** begin **
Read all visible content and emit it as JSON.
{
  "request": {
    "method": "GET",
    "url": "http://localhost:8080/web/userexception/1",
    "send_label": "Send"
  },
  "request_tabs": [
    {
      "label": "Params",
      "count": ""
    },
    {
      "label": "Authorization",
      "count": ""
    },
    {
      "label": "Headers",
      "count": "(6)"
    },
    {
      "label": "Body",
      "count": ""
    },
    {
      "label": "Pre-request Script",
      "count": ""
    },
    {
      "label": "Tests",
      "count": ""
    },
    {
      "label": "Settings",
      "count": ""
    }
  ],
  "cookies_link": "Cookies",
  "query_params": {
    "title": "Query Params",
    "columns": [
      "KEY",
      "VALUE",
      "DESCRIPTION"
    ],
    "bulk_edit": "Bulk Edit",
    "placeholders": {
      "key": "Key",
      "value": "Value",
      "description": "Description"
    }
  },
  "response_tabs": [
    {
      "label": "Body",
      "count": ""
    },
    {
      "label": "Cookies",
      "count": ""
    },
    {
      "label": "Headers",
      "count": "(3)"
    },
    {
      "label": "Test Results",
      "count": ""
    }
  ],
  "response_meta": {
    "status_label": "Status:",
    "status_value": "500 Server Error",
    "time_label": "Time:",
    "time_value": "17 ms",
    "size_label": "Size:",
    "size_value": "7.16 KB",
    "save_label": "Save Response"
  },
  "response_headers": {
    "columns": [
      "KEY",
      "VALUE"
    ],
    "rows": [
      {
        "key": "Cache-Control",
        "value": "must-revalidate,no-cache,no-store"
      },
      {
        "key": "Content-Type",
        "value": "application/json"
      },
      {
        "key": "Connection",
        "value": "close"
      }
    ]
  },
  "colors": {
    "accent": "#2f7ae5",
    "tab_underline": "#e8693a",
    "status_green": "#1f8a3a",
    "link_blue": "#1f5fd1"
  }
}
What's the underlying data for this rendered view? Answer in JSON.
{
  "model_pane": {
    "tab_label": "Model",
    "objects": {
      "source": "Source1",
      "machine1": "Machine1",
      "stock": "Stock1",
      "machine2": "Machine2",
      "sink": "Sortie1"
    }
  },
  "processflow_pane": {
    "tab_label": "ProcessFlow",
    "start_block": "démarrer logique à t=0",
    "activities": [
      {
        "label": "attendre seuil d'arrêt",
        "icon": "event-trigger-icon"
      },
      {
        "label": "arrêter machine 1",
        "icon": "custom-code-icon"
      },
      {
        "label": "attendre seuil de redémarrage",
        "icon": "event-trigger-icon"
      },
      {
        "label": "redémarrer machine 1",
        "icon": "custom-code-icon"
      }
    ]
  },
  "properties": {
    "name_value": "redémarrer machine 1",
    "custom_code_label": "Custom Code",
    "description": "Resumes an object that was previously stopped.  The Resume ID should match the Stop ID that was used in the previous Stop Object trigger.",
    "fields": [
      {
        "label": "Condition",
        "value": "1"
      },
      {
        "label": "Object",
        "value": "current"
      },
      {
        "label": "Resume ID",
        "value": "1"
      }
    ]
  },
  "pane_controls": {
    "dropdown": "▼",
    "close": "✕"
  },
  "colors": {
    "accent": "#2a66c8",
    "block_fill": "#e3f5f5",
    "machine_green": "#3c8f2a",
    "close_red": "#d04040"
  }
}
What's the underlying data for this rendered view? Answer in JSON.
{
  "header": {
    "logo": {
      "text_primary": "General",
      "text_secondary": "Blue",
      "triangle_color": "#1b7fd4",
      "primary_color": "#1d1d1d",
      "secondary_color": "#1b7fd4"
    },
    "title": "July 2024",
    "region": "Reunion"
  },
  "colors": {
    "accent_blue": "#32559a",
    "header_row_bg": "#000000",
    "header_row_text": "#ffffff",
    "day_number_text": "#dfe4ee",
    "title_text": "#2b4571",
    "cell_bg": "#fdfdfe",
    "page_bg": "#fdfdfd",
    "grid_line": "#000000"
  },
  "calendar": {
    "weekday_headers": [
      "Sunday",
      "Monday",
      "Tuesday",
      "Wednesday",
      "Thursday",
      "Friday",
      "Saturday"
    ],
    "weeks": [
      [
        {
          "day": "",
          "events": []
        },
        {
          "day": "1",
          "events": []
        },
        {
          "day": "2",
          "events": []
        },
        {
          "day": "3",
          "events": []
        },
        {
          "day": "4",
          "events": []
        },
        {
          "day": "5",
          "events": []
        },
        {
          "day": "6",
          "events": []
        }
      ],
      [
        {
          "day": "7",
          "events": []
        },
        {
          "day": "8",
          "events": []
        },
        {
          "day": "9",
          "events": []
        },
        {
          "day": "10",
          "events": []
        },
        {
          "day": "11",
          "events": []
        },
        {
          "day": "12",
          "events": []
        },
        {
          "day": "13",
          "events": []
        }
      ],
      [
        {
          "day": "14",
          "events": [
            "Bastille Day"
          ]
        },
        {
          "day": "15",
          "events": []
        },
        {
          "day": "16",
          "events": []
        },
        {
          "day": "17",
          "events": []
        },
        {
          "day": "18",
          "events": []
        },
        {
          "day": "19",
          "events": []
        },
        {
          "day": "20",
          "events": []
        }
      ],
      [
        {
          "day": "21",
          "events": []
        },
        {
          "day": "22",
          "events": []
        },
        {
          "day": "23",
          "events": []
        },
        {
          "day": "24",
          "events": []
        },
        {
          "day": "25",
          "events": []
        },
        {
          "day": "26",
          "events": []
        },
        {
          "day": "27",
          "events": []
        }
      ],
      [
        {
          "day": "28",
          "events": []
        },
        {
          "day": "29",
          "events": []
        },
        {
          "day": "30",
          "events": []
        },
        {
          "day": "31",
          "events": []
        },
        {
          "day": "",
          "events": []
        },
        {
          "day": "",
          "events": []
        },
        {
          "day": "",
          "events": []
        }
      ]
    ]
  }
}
** end **
:: Stated goal ::
Take the material above and return all of it exactly.

:: Task response ::
Read all visible content and emit it as JSON.
{
  "request": {
    "method": "GET",
    "url": "http://localhost:8080/web/userexception/1",
    "send_label": "Send"
  },
  "request_tabs": [
    {
      "label": "Params",
      "count": ""
    },
    {
      "label": "Authorization",
      "count": ""
    },
    {
      "label": "Headers",
      "count": "(6)"
    },
    {
      "label": "Body",
      "count": ""
    },
    {
      "label": "Pre-request Script",
      "count": ""
    },
    {
      "label": "Tests",
      "count": ""
    },
    {
      "label": "Settings",
      "count": ""
    }
  ],
  "cookies_link": "Cookies",
  "query_params": {
    "title": "Query Params",
    "columns": [
      "KEY",
      "VALUE",
      "DESCRIPTION"
    ],
    "bulk_edit": "Bulk Edit",
    "placeholders": {
      "key": "Key",
      "value": "Value",
      "description": "Description"
    }
  },
  "response_tabs": [
    {
      "label": "Body",
      "count": ""
    },
    {
      "label": "Cookies",
      "count": ""
    },
    {
      "label": "Headers",
      "count": "(3)"
    },
    {
      "label": "Test Results",
      "count": ""
    }
  ],
  "response_meta": {
    "status_label": "Status:",
    "status_value": "500 Server Error",
    "time_label": "Time:",
    "time_value": "17 ms",
    "size_label": "Size:",
    "size_value": "7.16 KB",
    "save_label": "Save Response"
  },
  "response_headers": {
    "columns": [
      "KEY",
      "VALUE"
    ],
    "rows": [
      {
        "key": "Cache-Control",
        "value": "must-revalidate,no-cache,no-store"
      },
      {
        "key": "Content-Type",
        "value": "application/json"
      },
      {
        "key": "Connection",
        "value": "close"
      }
    ]
  },
  "colors": {
    "accent": "#2f7ae5",
    "tab_underline": "#e8693a",
    "status_green": "#1f8a3a",
    "link_blue": "#1f5fd1"
  }
}
What's the underlying data for this rendered view? Answer in JSON.
{
  "model_pane": {
    "tab_label": "Model",
    "objects": {
      "source": "Source1",
      "machine1": "Machine1",
      "stock": "Stock1",
      "machine2": "Machine2",
      "sink": "Sortie1"
    }
  },
  "processflow_pane": {
    "tab_label": "ProcessFlow",
    "start_block": "démarrer logique à t=0",
    "activities": [
      {
        "label": "attendre seuil d'arrêt",
        "icon": "event-trigger-icon"
      },
      {
        "label": "arrêter machine 1",
        "icon": "custom-code-icon"
      },
      {
        "label": "attendre seuil de redémarrage",
        "icon": "event-trigger-icon"
      },
      {
        "label": "redémarrer machine 1",
        "icon": "custom-code-icon"
      }
    ]
  },
  "properties": {
    "name_value": "redémarrer machine 1",
    "custom_code_label": "Custom Code",
    "description": "Resumes an object that was previously stopped.  The Resume ID should match the Stop ID that was used in the previous Stop Object trigger.",
    "fields": [
      {
        "label": "Condition",
        "value": "1"
      },
      {
        "label": "Object",
        "value": "current"
      },
      {
        "label": "Resume ID",
        "value": "1"
      }
    ]
  },
  "pane_controls": {
    "dropdown": "▼",
    "close": "✕"
  },
  "colors": {
    "accent": "#2a66c8",
    "block_fill": "#e3f5f5",
    "machine_green": "#3c8f2a",
    "close_red": "#d04040"
  }
}
What's the underlying data for this rendered view? Answer in JSON.
{
  "header": {
    "logo": {
      "text_primary": "General",
      "text_secondary": "Blue",
      "triangle_color": "#1b7fd4",
      "primary_color": "#1d1d1d",
      "secondary_color": "#1b7fd4"
    },
    "title": "July 2024",
    "region": "Reunion"
  },
  "colors": {
    "accent_blue": "#32559a",
    "header_row_bg": "#000000",
    "header_row_text": "#ffffff",
    "day_number_text": "#dfe4ee",
    "title_text": "#2b4571",
    "cell_bg": "#fdfdfe",
    "page_bg": "#fdfdfd",
    "grid_line": "#000000"
  },
  "calendar": {
    "weekday_headers": [
      "Sunday",
      "Monday",
      "Tuesday",
      "Wednesday",
      "Thursday",
      "Friday",
      "Saturday"
    ],
    "weeks": [
      [
        {
          "day": "",
          "events": []
        },
        {
          "day": "1",
          "events": []
        },
        {
          "day": "2",
          "events": []
        },
        {
          "day": "3",
          "events": []
        },
        {
          "day": "4",
          "events": []
        },
        {
          "day": "5",
          "events": []
        },
        {
          "day": "6",
          "events": []
        }
      ],
      [
        {
          "day": "7",
          "events": []
        },
        {
          "day": "8",
          "events": []
        },
        {
          "day": "9",
          "events": []
        },
        {
          "day": "10",
          "events": []
        },
        {
          "day": "11",
          "events": []
        },
        {
          "day": "12",
          "events": []
        },
        {
          "day": "13",
          "events": []
        }
      ],
      [
        {
          "day": "14",
          "events": [
            "Bastille Day"
          ]
        },
        {
          "day": "15",
          "events": []
        },
        {
          "day": "16",
          "events": []
        },
        {
          "day": "17",
          "events": []
        },
        {
          "day": "18",
          "events": []
        },
        {
          "day": "19",
          "events": []
        },
        {
          "day": "20",
          "events": []
        }
      ],
      [
        {
          "day": "21",
          "events": []
        },
        {
          "day": "22",
          "events": []
        },
        {
          "day": "23",
          "events": []
        },
        {
          "day": "24",
          "events": []
        },
        {
          "day": "25",
          "events": []
        },
        {
          "day": "26",
          "events": []
        },
        {
          "day": "27",
          "events": []
        }
      ],
      [
        {
          "day": "28",
          "events": []
        },
        {
          "day": "29",
          "events": []
        },
        {
          "day": "30",
          "events": []
        },
        {
          "day": "31",
          "events": []
        },
        {
          "day": "",
          "events": []
        },
        {
          "day": "",
          "events": []
        },
        {
          "day": "",
          "events": []
        }
      ]
    ]
  }
}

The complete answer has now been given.